Stored data
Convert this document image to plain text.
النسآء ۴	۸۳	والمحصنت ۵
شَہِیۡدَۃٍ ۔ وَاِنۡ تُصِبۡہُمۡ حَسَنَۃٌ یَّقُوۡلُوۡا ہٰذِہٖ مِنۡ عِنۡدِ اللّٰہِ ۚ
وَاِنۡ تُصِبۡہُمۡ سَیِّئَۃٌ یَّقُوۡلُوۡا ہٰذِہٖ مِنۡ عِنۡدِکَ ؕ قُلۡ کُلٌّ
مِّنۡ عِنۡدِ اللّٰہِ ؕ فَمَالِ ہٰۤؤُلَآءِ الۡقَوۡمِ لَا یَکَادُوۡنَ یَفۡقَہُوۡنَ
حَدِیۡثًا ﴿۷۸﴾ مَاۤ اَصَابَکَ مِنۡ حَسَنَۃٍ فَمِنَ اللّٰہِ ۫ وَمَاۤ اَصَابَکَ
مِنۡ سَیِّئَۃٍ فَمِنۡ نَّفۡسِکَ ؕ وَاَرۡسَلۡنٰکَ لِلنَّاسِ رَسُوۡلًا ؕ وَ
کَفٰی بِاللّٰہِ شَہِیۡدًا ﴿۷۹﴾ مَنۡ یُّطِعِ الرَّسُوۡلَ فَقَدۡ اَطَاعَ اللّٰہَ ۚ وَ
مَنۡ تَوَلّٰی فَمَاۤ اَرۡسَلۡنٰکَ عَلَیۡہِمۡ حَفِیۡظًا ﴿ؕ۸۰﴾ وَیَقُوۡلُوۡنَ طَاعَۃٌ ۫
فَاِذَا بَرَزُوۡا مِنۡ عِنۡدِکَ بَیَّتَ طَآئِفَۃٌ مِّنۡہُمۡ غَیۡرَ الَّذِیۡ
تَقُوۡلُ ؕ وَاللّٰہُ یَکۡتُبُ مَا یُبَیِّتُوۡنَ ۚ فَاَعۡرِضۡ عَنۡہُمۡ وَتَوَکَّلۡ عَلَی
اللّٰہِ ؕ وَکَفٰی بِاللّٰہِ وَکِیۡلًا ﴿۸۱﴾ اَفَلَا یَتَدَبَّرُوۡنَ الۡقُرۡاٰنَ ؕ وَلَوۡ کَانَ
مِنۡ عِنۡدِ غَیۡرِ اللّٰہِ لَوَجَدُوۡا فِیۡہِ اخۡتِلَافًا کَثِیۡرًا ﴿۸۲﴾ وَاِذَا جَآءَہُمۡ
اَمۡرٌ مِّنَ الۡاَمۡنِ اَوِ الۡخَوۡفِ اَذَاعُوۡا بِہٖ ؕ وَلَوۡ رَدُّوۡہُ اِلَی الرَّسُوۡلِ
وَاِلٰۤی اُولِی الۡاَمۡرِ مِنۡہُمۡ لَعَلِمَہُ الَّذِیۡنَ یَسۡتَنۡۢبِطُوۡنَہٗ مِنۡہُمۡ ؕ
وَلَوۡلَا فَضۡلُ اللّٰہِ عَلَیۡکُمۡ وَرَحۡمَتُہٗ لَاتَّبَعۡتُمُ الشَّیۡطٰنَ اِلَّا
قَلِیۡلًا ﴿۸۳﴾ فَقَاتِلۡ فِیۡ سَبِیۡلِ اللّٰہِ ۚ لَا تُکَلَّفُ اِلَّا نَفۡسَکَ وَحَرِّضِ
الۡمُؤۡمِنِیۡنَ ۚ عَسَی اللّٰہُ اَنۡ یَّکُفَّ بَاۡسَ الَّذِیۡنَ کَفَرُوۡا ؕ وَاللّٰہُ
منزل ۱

Set problem
Write an exact transcription of every entry above.

Output of the task
Convert this document image to plain text.
النسآء ۴	۸۳	والمحصنت ۵
شَہِیۡدَۃٍ ۔ وَاِنۡ تُصِبۡہُمۡ حَسَنَۃٌ یَّقُوۡلُوۡا ہٰذِہٖ مِنۡ عِنۡدِ اللّٰہِ ۚ
وَاِنۡ تُصِبۡہُمۡ سَیِّئَۃٌ یَّقُوۡلُوۡا ہٰذِہٖ مِنۡ عِنۡدِکَ ؕ قُلۡ کُلٌّ
مِّنۡ عِنۡدِ اللّٰہِ ؕ فَمَالِ ہٰۤؤُلَآءِ الۡقَوۡمِ لَا یَکَادُوۡنَ یَفۡقَہُوۡنَ
حَدِیۡثًا ﴿۷۸﴾ مَاۤ اَصَابَکَ مِنۡ حَسَنَۃٍ فَمِنَ اللّٰہِ ۫ وَمَاۤ اَصَابَکَ
مِنۡ سَیِّئَۃٍ فَمِنۡ نَّفۡسِکَ ؕ وَاَرۡسَلۡنٰکَ لِلنَّاسِ رَسُوۡلًا ؕ وَ
کَفٰی بِاللّٰہِ شَہِیۡدًا ﴿۷۹﴾ مَنۡ یُّطِعِ الرَّسُوۡلَ فَقَدۡ اَطَاعَ اللّٰہَ ۚ وَ
مَنۡ تَوَلّٰی فَمَاۤ اَرۡسَلۡنٰکَ عَلَیۡہِمۡ حَفِیۡظًا ﴿ؕ۸۰﴾ وَیَقُوۡلُوۡنَ طَاعَۃٌ ۫
فَاِذَا بَرَزُوۡا مِنۡ عِنۡدِکَ بَیَّتَ طَآئِفَۃٌ مِّنۡہُمۡ غَیۡرَ الَّذِیۡ
تَقُوۡلُ ؕ وَاللّٰہُ یَکۡتُبُ مَا یُبَیِّتُوۡنَ ۚ فَاَعۡرِضۡ عَنۡہُمۡ وَتَوَکَّلۡ عَلَی
اللّٰہِ ؕ وَکَفٰی بِاللّٰہِ وَکِیۡلًا ﴿۸۱﴾ اَفَلَا یَتَدَبَّرُوۡنَ الۡقُرۡاٰنَ ؕ وَلَوۡ کَانَ
مِنۡ عِنۡدِ غَیۡرِ اللّٰہِ لَوَجَدُوۡا فِیۡہِ اخۡتِلَافًا کَثِیۡرًا ﴿۸۲﴾ وَاِذَا جَآءَہُمۡ
اَمۡرٌ مِّنَ الۡاَمۡنِ اَوِ الۡخَوۡفِ اَذَاعُوۡا بِہٖ ؕ وَلَوۡ رَدُّوۡہُ اِلَی الرَّسُوۡلِ
وَاِلٰۤی اُولِی الۡاَمۡرِ مِنۡہُمۡ لَعَلِمَہُ الَّذِیۡنَ یَسۡتَنۡۢبِطُوۡنَہٗ مِنۡہُمۡ ؕ
وَلَوۡلَا فَضۡلُ اللّٰہِ عَلَیۡکُمۡ وَرَحۡمَتُہٗ لَاتَّبَعۡتُمُ الشَّیۡطٰنَ اِلَّا
قَلِیۡلًا ﴿۸۳﴾ فَقَاتِلۡ فِیۡ سَبِیۡلِ اللّٰہِ ۚ لَا تُکَلَّفُ اِلَّا نَفۡسَکَ وَحَرِّضِ
الۡمُؤۡمِنِیۡنَ ۚ عَسَی اللّٰہُ اَنۡ یَّکُفَّ بَاۡسَ الَّذِیۡنَ کَفَرُوۡا ؕ وَاللّٰہُ
منزل ۱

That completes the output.